▸ **GIVEN TASK**
Only the pictures stay out; every record is to be quoted exactly.

▸ **RECORDS TO USE**
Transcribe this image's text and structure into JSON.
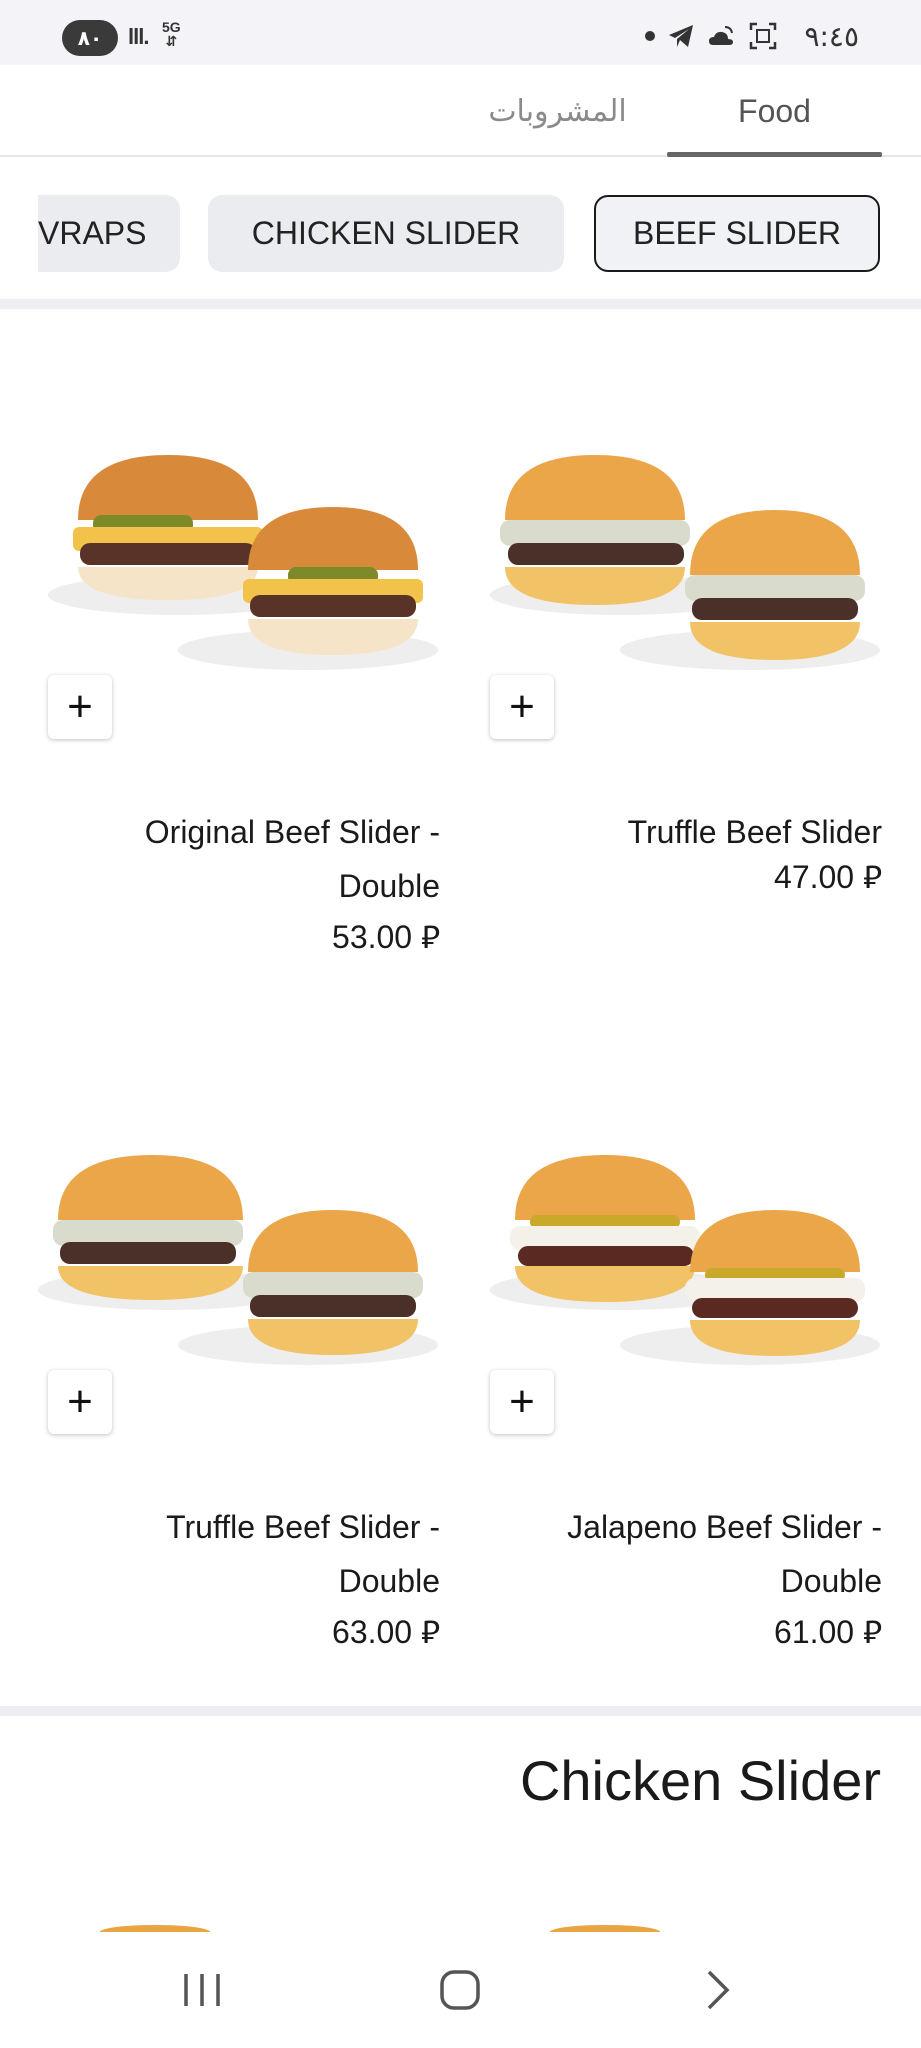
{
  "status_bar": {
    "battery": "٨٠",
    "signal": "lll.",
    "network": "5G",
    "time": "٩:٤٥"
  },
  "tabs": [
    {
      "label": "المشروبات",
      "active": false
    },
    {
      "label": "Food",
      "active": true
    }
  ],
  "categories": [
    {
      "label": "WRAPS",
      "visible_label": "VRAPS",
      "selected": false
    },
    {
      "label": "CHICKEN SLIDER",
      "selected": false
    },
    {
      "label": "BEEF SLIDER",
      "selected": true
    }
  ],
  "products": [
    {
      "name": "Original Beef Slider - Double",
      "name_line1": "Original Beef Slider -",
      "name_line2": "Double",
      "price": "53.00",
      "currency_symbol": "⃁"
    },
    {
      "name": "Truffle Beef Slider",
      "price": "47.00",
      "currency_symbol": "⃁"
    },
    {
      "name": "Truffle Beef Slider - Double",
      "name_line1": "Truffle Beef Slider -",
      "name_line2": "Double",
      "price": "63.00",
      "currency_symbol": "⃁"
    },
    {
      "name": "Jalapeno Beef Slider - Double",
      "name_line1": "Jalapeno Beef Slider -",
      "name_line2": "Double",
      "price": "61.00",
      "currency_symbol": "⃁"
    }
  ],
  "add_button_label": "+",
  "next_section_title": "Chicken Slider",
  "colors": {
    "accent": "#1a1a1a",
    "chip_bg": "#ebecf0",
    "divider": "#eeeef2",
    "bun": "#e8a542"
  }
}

▸ **COMPLETE ANSWER**
Transcribe this image's text and structure into JSON.
{
  "status_bar": {
    "battery": "٨٠",
    "signal": "lll.",
    "network": "5G",
    "time": "٩:٤٥"
  },
  "tabs": [
    {
      "label": "المشروبات",
      "active": false
    },
    {
      "label": "Food",
      "active": true
    }
  ],
  "categories": [
    {
      "label": "WRAPS",
      "visible_label": "VRAPS",
      "selected": false
    },
    {
      "label": "CHICKEN SLIDER",
      "selected": false
    },
    {
      "label": "BEEF SLIDER",
      "selected": true
    }
  ],
  "products": [
    {
      "name": "Original Beef Slider - Double",
      "name_line1": "Original Beef Slider -",
      "name_line2": "Double",
      "price": "53.00",
      "currency_symbol": "⃁"
    },
    {
      "name": "Truffle Beef Slider",
      "price": "47.00",
      "currency_symbol": "⃁"
    },
    {
      "name": "Truffle Beef Slider - Double",
      "name_line1": "Truffle Beef Slider -",
      "name_line2": "Double",
      "price": "63.00",
      "currency_symbol": "⃁"
    },
    {
      "name": "Jalapeno Beef Slider - Double",
      "name_line1": "Jalapeno Beef Slider -",
      "name_line2": "Double",
      "price": "61.00",
      "currency_symbol": "⃁"
    }
  ],
  "add_button_label": "+",
  "next_section_title": "Chicken Slider",
  "colors": {
    "accent": "#1a1a1a",
    "chip_bg": "#ebecf0",
    "divider": "#eeeef2",
    "bun": "#e8a542"
  }
}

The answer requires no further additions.